> [TEKS YANG DIBERIKAN]
+--

Padahal, beberapa hari sebelumnya, massa pro Buranga itu telah membakar mobil dinas Badan Pemberdayaan Perempuan dan Keluarga Berencana (BPPKB) di Desa Ronta Kecamatan Bonegunu. Pertanyaannya di mana aparat kepolisian?
AKBP R Wawan Irawan SH, kepada sejumlah wartawan mengakui saat terjadi aksi pembakaran kantor Bupati Butur, aparat kepolisian ada ditempat. Jelas pernyataan itu melukai perasaan masyarakat Butur. Harusnya, aparat kepolisian bisa menciptakan rasa aman di tengah-tengah masyarakat dan melindungi fasilitas negara, justru hanya menjadi penonton kerusuhan.
Harusnya pembakaran fasilitas negara yang dibangun dengan uang rakyat itu tidak terjadi, andai saja aparat kepolisian bertindak tegas. Apalagi massa yang melakukan pembakaran sejumlah kantor itu hanya berjumlah 100-an orang.
Malah aparat terkesan ada “keberpihakan”,ini terlihat saat iring-iringan kendaraan sekelompok massa itu menuju Kecamatan Kulisusu. Tidak ada upaya aparat kepolisian untuk menghalau massa, padahal jarak antara Buranga ke Kulisusu sekitar 60 kilo meter. Lagi pula ada tiga Polsek yang mesti dilalui, yakni Polsek Bonegunu, Kulisusu Barat dan Kulisusu.
Kejadian itu menimbulkan kecurigaan masyarakat banyak dan dari berbagai pihak yang fokus mengamati kasus ini.Dan kesimpulannya mengarah kepada mantan calon Bupati Butur, Hj. Sumarni Ansaad Mbai sebagai “aktor intelektual”.
Hal itu sangat beralasan, karena ada indikasi kuat; usai melakukan aksi pembakaran, sekelompok massa itu berkumpul di kediaman Hj. Sumarni di Kelurahan Bangkudu, Kecamatan Kulisusu.
Meski itu sudah tercium aparat kepolisian, namun lagi-lagi kasus itu tidak dikembangkan, hanya sampai kepada tiga orang aktor lapangan yang dijadikan tersangka. Bahkan, ketiganya kini sudah menghirup udara bebas setelah menjalani massa hukuman selama 11 bulan.
Inseden 25 Juni 2011 lalu bukan hanya pembakaran sejumlah fasilitas negara, tetapi juga terjadi “perang” antar kelompok pendukung Buranga dan masyarakat Kulisusu. “Perang” itu terjadi hanya beberapa meter dari Kantor Polsek Kulisusu.

+--

Data segmentasi halaman
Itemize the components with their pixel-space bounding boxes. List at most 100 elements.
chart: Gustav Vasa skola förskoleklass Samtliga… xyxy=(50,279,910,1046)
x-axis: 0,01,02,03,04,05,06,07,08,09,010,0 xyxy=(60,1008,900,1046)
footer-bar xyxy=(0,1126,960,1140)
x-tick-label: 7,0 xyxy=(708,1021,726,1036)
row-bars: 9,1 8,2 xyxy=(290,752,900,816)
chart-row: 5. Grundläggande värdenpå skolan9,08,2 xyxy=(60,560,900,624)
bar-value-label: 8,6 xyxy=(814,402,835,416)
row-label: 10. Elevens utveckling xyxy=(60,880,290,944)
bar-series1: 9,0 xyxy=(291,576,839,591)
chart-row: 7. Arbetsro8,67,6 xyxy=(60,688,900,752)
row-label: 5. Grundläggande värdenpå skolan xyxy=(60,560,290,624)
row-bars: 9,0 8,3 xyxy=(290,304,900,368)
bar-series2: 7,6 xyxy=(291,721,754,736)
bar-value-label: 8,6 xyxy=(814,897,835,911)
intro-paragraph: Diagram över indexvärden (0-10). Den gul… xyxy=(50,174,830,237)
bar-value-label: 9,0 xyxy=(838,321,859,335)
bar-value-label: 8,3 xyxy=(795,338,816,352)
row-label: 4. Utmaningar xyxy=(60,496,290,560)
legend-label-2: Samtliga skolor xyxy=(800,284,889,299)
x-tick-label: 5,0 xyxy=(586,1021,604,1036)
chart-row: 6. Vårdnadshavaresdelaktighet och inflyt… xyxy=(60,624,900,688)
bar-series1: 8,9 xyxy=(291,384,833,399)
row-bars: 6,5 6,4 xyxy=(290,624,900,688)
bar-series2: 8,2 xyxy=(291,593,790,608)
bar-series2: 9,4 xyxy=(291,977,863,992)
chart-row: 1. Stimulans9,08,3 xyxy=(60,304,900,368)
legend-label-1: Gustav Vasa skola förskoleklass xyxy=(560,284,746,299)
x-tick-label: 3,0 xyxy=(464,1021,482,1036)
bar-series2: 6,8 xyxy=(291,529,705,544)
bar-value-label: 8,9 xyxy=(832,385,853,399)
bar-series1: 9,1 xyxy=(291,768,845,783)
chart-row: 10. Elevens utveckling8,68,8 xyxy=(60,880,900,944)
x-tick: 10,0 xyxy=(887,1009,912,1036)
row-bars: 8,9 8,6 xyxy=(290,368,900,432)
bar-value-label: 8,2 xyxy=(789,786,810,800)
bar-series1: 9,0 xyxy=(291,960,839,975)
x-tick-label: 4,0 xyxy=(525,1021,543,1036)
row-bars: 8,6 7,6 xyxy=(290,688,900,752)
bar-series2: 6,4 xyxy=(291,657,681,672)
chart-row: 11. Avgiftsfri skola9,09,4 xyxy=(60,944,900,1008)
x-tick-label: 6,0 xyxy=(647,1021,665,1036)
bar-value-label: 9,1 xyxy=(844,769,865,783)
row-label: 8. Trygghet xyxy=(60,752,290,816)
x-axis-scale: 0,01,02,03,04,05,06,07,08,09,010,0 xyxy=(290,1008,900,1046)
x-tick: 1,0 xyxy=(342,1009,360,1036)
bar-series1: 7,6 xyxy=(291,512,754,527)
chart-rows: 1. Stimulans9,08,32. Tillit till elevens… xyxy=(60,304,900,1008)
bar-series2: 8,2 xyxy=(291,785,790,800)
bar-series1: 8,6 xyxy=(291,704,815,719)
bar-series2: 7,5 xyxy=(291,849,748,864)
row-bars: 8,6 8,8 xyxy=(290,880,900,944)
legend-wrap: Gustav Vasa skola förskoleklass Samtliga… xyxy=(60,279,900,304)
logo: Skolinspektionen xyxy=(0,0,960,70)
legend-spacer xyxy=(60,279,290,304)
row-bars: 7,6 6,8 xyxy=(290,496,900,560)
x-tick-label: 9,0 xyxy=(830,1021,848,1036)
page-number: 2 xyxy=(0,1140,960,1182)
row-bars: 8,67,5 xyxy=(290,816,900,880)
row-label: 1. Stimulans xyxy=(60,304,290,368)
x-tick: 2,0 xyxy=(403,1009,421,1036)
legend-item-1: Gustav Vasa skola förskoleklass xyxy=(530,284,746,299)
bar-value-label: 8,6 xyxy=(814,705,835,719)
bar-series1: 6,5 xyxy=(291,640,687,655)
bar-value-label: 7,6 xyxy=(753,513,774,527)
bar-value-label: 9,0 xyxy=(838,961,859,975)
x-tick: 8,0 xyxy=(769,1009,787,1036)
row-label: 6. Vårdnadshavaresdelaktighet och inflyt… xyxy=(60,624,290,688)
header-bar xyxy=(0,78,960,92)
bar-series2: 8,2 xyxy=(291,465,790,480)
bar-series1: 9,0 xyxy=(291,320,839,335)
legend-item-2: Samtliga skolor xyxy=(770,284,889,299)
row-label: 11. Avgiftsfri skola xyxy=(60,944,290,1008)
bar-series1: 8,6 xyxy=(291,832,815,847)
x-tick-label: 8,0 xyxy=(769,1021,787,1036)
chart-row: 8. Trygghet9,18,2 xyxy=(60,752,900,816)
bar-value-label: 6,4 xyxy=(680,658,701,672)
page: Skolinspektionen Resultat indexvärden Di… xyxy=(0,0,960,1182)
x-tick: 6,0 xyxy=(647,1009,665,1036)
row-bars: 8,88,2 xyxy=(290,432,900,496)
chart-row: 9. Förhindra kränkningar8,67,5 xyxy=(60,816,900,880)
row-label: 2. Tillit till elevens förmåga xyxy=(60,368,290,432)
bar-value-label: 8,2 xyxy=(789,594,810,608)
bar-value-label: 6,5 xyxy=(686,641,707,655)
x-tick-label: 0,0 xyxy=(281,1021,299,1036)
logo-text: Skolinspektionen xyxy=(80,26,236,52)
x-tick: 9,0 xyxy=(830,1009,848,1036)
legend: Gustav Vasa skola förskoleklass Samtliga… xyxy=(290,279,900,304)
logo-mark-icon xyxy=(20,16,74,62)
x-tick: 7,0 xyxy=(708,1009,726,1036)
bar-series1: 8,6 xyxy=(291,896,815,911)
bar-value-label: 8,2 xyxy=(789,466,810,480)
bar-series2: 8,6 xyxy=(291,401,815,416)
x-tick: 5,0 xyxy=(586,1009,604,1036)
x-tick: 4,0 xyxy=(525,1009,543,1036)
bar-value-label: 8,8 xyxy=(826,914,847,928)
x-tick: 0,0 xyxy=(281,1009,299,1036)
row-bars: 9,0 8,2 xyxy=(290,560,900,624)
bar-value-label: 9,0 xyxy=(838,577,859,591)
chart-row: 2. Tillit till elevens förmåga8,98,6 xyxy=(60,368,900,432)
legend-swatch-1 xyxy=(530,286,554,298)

+--

> [TUGAS LATIHAN INI]
a: Tuliskan ulang dengan persis seluruh bagian teks tentang kerusuhan di Butur, mulai dari "Harusnya pembakaran fasilitas" hingga "Barat dan Kulisusu.".
b: Menurut teks tentang kerusuhan di Butur, berapa jarak antara Buranga dan Kulisusu?
c: Teruskan teks tentang kerusuhan di Butur, dimulai sesudah kalimat terakhirnya.

> [JAWABAN TIAP TUGAS]
a:
Harusnya pembakaran fasilitas negara yang dibangun dengan uang rakyat itu tidak terjadi, andai saja aparat kepolisian bertindak tegas. Apalagi massa yang melakukan pembakaran sejumlah kantor itu hanya berjumlah 100-an orang.
Malah aparat terkesan ada “keberpihakan”,ini terlihat saat iring-iringan kendaraan sekelompok massa itu menuju Kecamatan Kulisusu. Tidak ada upaya aparat kepolisian untuk menghalau massa, padahal jarak antara Buranga ke Kulisusu sekitar 60 kilo meter. Lagi pula ada tiga Polsek yang mesti dilalui, yakni Polsek Bonegunu, Kulisusu Barat dan Kulisusu.

b: Sekitar 60 kilometer.

c:
Tidak sampai di situ, setahun setelah insiden tersebut, pemerintahan Bupati dan Wakil Bupati Butur, Ridwan Zakariah dan Harmin Hari kembali di “goyang”. Kali ini dilakukan Komisi Pemilihan Umum (KPU) Kabupaten Butur.
Empat dari lima komisioner, mencabut kembali pleno penetapan pemenang Pilkada pasangan Ridwan Zakariah dan Harmin Hari dan menetapkan pemenang ke dua pasangan Hj. Sumarni (istri Ansyaad Mbai) dan Abu Hasan.
Keputusan KPU Butur itu menuai protes dari berbagai pihak, malah dinilai terlalu jauh melangkah. Pasalnya, tahapan Pilkada sudah lama berakhir, tidak ada calon bupati dan wakil bupati, yang ada adalah bupati/wakil bupati defenitif.
Alasan KPU menetapkan pasangan Hj Sumarni dan Abu Hasan karena salah seorang tim sukses pasangan Ridwan Zakariah-Harmin Hari terbukti secara hukum melakukan money politik sesuai keputusan Pengadilan Negeri Raha.Disisi lain, padahal money politik sudah jadi rahasia umum dilakukan juga oleh calon lainya. Namun keputusan KPU itu dimentahkan Mahkamah Konstitusi (MK).
Dari kasus diatas mengajarkan bahwa kepentingan politik opurtunis seseorang juga bisa memicu tindakan terorisme banyak orang. Terorisme yang sesungguhnya membunuh, dan melukai manusia, membakar, dan merusak gedung-gedung dan fasilitas umum. Kekalahan dalam laga Pilkada juga nyata kerap melahirkan dendam politik karena tidak puas dengan beragam alasan.
Jauh berbeda halnya dengan orang-orang yang di cap teroris akhir-akhir ini oleh BNPT (Ansyaad Mbai),mereka belum pernah terbukti melakukan teror dengan meledakkan bom di fasilitas negara atau fasilitas umum. Atau bahkan membakar gedung DPR atau kantor pemerintahan lain.Sangat kontra dengan segerombolan teroris yang melakukan aksi karena kekalahan dalam sebuah laga pilkada.
Haris menilai, seorang Ansyaad Mbai perlu merealisasikan proyek deradikalisasi kepada keluarga besarnya,agar tidak melakukan tindakan kekerasan fisik, anarkisme dan bentuk teror lainya yang jelas-jelas merugikan masyarakat luas.Inilah paradok yang menjadi pekerjaan rumah bagi pribadi Anyaad Mbai.